## The request
Read the records and gather each line that includes "this".

::::

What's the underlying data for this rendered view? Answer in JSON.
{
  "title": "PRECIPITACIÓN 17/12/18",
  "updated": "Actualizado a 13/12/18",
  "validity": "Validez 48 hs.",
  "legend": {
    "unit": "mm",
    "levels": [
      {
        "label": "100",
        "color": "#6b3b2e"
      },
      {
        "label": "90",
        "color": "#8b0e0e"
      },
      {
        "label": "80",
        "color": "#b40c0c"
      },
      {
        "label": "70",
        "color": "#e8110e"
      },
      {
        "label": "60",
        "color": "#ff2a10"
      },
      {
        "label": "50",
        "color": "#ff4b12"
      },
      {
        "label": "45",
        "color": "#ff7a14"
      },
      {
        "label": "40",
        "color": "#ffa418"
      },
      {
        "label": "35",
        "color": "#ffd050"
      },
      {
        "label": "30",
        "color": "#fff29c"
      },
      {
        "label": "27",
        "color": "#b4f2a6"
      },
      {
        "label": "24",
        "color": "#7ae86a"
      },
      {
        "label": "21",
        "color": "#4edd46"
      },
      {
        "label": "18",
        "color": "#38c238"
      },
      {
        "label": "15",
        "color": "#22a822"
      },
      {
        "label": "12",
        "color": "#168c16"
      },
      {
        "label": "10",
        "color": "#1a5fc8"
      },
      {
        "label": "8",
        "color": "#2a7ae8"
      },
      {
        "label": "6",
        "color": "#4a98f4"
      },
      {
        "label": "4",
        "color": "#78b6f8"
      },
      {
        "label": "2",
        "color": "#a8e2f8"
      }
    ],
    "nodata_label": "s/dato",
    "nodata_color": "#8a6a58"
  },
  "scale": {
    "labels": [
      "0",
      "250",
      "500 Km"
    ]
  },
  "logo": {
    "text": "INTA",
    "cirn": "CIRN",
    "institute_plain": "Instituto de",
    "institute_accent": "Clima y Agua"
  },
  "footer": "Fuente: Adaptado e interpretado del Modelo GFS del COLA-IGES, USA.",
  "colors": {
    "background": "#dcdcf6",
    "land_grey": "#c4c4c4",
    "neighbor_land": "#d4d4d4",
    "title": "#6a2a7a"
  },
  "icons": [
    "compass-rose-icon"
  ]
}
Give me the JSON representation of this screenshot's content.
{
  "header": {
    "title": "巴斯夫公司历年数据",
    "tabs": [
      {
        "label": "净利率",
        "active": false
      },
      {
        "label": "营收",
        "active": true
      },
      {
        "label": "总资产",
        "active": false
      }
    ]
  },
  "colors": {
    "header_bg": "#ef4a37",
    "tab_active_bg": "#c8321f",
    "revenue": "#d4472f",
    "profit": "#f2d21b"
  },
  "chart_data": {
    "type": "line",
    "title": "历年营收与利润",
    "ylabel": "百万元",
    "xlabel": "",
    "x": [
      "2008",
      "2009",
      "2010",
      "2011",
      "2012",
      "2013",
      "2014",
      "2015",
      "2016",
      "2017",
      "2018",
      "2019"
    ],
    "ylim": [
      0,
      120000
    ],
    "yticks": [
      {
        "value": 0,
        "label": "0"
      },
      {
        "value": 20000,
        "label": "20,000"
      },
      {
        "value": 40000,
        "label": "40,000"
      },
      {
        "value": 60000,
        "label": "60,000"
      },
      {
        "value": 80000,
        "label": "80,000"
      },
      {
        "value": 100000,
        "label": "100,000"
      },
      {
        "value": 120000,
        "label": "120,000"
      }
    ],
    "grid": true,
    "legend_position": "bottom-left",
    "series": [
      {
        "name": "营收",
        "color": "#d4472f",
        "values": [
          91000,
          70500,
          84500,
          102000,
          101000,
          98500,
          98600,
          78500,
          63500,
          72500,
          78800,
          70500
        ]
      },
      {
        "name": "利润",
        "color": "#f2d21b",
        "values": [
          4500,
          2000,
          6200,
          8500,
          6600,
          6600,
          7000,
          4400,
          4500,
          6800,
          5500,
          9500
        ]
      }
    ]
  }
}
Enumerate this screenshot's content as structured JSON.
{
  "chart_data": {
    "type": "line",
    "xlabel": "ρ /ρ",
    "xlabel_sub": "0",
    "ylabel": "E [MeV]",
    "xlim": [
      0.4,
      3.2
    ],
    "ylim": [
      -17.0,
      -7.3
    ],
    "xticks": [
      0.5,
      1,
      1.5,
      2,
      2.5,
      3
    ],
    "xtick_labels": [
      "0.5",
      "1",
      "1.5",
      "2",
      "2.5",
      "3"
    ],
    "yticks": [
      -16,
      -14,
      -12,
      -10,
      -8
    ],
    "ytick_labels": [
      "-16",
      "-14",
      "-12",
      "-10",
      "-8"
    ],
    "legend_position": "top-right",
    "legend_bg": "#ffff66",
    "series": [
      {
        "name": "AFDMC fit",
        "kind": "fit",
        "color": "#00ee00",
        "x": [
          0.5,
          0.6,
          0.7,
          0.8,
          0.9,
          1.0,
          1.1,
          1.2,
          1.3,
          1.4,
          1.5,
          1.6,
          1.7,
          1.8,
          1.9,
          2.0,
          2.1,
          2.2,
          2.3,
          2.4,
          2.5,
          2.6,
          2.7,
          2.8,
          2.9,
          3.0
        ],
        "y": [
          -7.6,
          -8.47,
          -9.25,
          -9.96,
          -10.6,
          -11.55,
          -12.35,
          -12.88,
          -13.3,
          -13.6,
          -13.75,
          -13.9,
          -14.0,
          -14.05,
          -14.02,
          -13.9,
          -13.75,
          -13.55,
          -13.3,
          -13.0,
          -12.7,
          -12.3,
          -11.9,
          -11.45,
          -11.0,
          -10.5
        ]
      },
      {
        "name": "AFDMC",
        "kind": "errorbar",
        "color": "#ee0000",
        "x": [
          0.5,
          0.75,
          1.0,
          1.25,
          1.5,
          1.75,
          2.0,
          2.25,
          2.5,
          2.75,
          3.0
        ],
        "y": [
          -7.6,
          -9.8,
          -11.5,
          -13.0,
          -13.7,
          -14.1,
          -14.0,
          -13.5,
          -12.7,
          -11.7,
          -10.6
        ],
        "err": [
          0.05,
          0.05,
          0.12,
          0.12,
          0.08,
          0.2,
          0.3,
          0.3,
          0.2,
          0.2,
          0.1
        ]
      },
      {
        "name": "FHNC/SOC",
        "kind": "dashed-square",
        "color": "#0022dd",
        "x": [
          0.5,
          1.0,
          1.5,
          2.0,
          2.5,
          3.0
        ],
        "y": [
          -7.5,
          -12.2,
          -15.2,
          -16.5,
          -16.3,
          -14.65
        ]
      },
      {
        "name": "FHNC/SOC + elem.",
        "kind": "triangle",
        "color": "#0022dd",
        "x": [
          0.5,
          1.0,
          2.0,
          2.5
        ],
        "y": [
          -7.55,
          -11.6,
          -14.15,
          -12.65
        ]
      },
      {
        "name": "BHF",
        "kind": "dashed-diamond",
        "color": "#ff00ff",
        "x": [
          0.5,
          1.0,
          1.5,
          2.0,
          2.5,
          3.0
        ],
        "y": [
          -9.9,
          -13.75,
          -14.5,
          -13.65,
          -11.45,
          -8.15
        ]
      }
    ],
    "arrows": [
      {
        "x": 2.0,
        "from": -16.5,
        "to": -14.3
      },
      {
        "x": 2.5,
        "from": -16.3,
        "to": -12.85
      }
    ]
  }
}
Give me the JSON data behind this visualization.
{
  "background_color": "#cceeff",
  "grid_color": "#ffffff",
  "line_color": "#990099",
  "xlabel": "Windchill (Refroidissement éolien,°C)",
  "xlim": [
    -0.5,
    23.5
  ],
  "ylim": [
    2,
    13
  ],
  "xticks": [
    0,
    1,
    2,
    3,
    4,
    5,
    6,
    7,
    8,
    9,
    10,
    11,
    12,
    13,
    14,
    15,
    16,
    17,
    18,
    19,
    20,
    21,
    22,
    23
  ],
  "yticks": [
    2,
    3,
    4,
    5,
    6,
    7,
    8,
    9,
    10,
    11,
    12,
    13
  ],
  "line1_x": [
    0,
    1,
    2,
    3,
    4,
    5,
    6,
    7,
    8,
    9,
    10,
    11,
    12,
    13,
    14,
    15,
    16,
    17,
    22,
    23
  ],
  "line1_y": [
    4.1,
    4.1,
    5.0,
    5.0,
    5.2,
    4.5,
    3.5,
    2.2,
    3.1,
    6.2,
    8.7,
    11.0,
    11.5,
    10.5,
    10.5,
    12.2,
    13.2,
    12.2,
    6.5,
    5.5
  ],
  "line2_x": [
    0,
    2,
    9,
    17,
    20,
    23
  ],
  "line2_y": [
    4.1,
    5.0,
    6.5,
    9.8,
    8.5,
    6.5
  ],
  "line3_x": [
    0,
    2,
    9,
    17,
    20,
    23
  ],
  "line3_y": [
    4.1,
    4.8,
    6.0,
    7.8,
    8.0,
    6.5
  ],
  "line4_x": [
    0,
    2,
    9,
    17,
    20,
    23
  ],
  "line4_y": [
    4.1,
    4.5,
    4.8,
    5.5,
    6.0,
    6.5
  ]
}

::::

## Complete response
What's the underlying data for this rendered view? Answer in JSON.
Give me the JSON representation of this screenshot's content.
Enumerate this screenshot's content as structured JSON.
Give me the JSON data behind this visualization.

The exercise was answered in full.